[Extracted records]
------------------------------

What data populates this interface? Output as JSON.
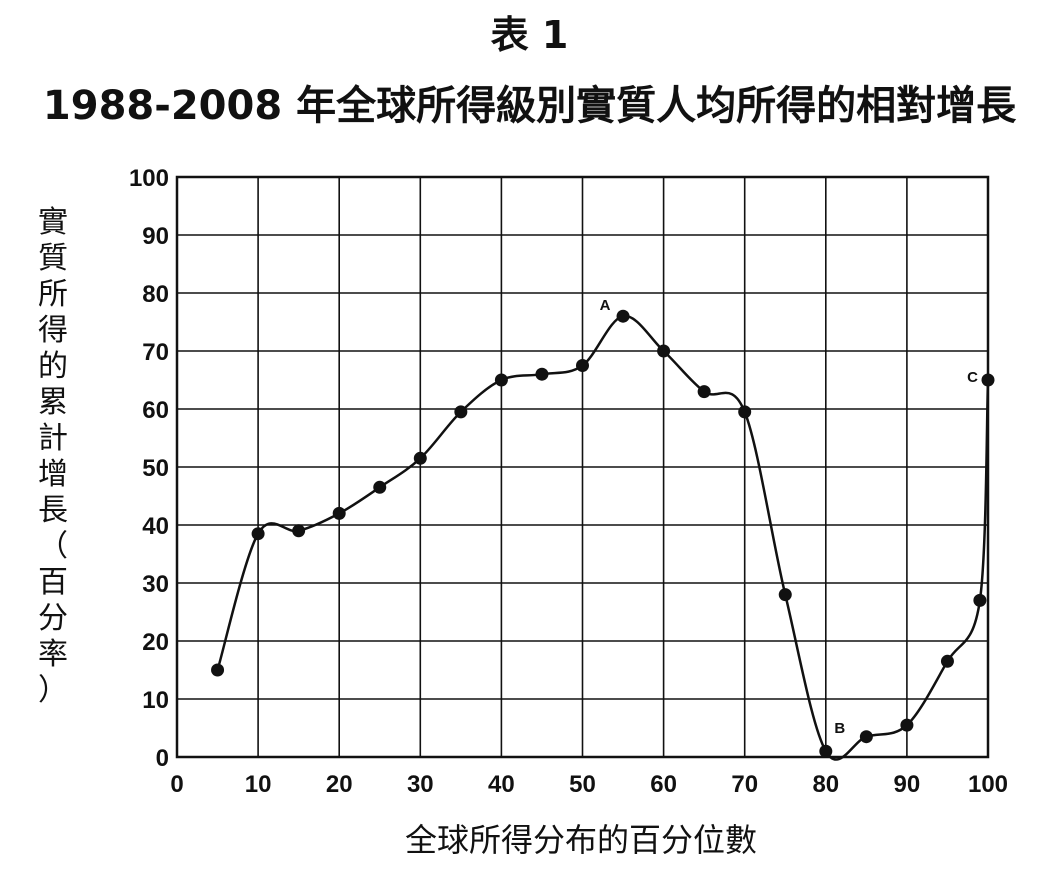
{
  "title": "表 1",
  "subtitle": "1988-2008 年全球所得級別實質人均所得的相對增長",
  "ylabel_chars": [
    "實",
    "質",
    "所",
    "得",
    "的",
    "累",
    "計",
    "增",
    "長",
    "（",
    "百",
    "分",
    "率",
    "）"
  ],
  "xlabel": "全球所得分布的百分位數",
  "chart_data": {
    "type": "line",
    "title": "1988-2008 年全球所得級別實質人均所得的相對增長",
    "xlabel": "全球所得分布的百分位數",
    "ylabel": "實質所得的累計增長（百分率）",
    "xlim": [
      0,
      100
    ],
    "ylim": [
      0,
      100
    ],
    "x_ticks": [
      "0",
      "10",
      "20",
      "30",
      "40",
      "50",
      "60",
      "70",
      "80",
      "90",
      "100"
    ],
    "y_ticks": [
      "0",
      "10",
      "20",
      "30",
      "40",
      "50",
      "60",
      "70",
      "80",
      "90",
      "100"
    ],
    "grid": true,
    "series": [
      {
        "x": [
          5,
          10,
          15,
          20,
          25,
          30,
          35,
          40,
          45,
          50,
          55,
          60,
          65,
          70,
          75,
          80,
          85,
          90,
          95,
          99,
          100
        ],
        "y": [
          15,
          38.5,
          39,
          42,
          46.5,
          51.5,
          59.5,
          65,
          66,
          67.5,
          76,
          70,
          63,
          59.5,
          28,
          1,
          3.5,
          5.5,
          16.5,
          27,
          65
        ]
      }
    ],
    "annotations": [
      {
        "label": "A",
        "x": 55,
        "y": 76
      },
      {
        "label": "B",
        "x": 80,
        "y": 1
      },
      {
        "label": "C",
        "x": 100,
        "y": 65
      }
    ]
  }
}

------------------------------

**Work instructions**
The data above needs to be retyped exactly, with the images left out.

**Task solution**
What data populates this interface? Output as JSON.
{
  "title": "表 1",
  "subtitle": "1988-2008 年全球所得級別實質人均所得的相對增長",
  "ylabel_chars": [
    "實",
    "質",
    "所",
    "得",
    "的",
    "累",
    "計",
    "增",
    "長",
    "（",
    "百",
    "分",
    "率",
    "）"
  ],
  "xlabel": "全球所得分布的百分位數",
  "chart_data": {
    "type": "line",
    "title": "1988-2008 年全球所得級別實質人均所得的相對增長",
    "xlabel": "全球所得分布的百分位數",
    "ylabel": "實質所得的累計增長（百分率）",
    "xlim": [
      0,
      100
    ],
    "ylim": [
      0,
      100
    ],
    "x_ticks": [
      "0",
      "10",
      "20",
      "30",
      "40",
      "50",
      "60",
      "70",
      "80",
      "90",
      "100"
    ],
    "y_ticks": [
      "0",
      "10",
      "20",
      "30",
      "40",
      "50",
      "60",
      "70",
      "80",
      "90",
      "100"
    ],
    "grid": true,
    "series": [
      {
        "x": [
          5,
          10,
          15,
          20,
          25,
          30,
          35,
          40,
          45,
          50,
          55,
          60,
          65,
          70,
          75,
          80,
          85,
          90,
          95,
          99,
          100
        ],
        "y": [
          15,
          38.5,
          39,
          42,
          46.5,
          51.5,
          59.5,
          65,
          66,
          67.5,
          76,
          70,
          63,
          59.5,
          28,
          1,
          3.5,
          5.5,
          16.5,
          27,
          65
        ]
      }
    ],
    "annotations": [
      {
        "label": "A",
        "x": 55,
        "y": 76
      },
      {
        "label": "B",
        "x": 80,
        "y": 1
      },
      {
        "label": "C",
        "x": 100,
        "y": 65
      }
    ]
  }
}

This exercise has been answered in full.